PROBLEM REQUIREMENTS –
Scan the listing below and copy every line holding "this".

[Start]

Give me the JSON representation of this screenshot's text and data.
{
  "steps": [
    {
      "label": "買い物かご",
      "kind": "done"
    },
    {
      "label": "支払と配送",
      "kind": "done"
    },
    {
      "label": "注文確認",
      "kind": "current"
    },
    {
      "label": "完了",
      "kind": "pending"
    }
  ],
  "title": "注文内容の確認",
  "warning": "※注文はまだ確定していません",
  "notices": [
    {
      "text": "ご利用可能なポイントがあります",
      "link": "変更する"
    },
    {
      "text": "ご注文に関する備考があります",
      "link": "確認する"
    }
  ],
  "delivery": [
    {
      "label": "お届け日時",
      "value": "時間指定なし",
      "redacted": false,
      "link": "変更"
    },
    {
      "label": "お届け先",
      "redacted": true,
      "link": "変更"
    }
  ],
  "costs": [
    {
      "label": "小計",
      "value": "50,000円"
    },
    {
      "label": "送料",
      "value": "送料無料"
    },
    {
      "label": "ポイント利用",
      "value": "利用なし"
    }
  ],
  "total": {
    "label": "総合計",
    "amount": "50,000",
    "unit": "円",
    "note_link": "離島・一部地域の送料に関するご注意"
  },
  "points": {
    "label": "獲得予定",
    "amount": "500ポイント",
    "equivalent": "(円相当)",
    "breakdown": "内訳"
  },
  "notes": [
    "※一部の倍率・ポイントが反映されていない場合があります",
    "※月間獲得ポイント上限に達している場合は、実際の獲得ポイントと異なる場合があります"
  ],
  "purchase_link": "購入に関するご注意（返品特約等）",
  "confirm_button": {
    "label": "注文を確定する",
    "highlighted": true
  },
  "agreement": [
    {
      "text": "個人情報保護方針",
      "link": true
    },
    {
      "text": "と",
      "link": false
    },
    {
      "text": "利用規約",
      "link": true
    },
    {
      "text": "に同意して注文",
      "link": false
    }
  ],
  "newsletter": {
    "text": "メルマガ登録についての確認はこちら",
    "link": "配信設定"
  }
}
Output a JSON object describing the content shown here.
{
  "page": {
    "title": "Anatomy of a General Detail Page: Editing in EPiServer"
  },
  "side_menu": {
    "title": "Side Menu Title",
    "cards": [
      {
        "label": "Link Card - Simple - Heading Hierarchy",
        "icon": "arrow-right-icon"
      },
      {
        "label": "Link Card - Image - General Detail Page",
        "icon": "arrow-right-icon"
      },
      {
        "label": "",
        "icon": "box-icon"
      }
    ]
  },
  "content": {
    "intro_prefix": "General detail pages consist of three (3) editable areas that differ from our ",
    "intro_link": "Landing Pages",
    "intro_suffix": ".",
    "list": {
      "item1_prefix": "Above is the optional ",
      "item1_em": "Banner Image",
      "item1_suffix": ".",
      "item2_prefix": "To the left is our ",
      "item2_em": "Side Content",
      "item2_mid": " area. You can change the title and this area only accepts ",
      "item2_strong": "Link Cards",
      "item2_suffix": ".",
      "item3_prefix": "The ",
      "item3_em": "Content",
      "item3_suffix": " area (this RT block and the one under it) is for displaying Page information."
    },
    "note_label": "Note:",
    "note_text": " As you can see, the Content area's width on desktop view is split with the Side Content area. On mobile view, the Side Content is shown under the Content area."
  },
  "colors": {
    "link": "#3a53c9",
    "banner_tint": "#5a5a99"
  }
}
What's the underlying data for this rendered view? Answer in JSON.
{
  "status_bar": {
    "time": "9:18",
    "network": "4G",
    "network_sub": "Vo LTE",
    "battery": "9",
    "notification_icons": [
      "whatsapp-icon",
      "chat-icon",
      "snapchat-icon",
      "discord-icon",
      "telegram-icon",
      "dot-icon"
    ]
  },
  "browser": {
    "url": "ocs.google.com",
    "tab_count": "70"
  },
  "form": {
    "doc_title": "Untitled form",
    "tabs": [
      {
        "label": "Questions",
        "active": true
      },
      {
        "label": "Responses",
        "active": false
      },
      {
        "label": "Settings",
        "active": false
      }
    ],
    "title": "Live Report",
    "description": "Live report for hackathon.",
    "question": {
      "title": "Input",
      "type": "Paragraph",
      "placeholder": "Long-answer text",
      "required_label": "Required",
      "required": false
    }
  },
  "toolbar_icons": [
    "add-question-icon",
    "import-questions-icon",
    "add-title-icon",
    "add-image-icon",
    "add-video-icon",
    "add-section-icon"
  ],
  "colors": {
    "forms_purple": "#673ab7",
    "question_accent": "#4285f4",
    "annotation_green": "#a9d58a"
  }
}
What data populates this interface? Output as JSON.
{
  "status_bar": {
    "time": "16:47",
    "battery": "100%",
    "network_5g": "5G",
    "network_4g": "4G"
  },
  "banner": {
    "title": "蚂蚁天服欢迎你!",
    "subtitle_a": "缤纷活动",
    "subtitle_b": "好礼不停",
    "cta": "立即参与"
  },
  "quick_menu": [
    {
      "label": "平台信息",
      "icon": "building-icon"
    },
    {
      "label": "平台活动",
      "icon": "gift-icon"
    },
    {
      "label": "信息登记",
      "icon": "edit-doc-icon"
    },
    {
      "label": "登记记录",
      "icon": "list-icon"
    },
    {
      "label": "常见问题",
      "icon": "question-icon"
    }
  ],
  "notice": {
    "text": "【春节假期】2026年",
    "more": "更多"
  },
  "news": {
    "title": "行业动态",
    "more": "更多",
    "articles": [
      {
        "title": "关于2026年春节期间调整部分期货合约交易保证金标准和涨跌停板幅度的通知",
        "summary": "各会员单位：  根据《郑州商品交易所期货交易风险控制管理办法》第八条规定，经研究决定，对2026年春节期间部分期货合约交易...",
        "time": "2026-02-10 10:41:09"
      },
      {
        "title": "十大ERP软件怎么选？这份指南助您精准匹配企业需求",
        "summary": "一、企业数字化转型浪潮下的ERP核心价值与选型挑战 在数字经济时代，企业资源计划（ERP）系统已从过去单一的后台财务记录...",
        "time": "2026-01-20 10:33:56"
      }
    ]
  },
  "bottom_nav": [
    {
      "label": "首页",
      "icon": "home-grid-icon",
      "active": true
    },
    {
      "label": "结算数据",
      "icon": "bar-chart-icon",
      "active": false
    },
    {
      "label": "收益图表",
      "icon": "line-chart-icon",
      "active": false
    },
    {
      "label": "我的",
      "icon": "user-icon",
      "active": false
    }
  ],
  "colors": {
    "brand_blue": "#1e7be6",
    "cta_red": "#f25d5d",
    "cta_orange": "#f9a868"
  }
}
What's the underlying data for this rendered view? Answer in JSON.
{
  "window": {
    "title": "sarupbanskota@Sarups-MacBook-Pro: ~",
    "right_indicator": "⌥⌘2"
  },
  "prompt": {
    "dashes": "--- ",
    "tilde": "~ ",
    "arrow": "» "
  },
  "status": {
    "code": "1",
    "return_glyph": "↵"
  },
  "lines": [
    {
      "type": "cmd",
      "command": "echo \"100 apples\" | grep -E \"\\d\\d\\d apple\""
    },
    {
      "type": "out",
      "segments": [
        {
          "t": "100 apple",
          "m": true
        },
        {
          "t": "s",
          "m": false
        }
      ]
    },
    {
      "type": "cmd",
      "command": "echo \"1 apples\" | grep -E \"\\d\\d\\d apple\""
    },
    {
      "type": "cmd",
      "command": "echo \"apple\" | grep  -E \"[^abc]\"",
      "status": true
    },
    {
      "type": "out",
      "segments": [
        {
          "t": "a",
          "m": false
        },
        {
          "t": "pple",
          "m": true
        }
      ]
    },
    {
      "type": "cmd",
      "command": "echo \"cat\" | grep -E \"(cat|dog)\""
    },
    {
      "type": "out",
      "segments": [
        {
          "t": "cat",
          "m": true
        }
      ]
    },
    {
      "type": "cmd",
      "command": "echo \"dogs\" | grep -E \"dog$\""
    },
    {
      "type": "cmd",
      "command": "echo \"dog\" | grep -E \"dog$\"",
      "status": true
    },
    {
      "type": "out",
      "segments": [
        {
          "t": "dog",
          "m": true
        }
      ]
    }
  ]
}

[End]

SOLUTION TO THE PROBLEM –
Give me the JSON representation of this screenshot's text and data.
      "item2_mid": " area. You can change the title and this area only accepts ",
      "item3_suffix": " area (this RT block and the one under it) is for displaying Page information."
What's the underlying data for this rendered view? Answer in JSON.
What data populates this interface? Output as JSON.
What's the underlying data for this rendered view? Answer in JSON.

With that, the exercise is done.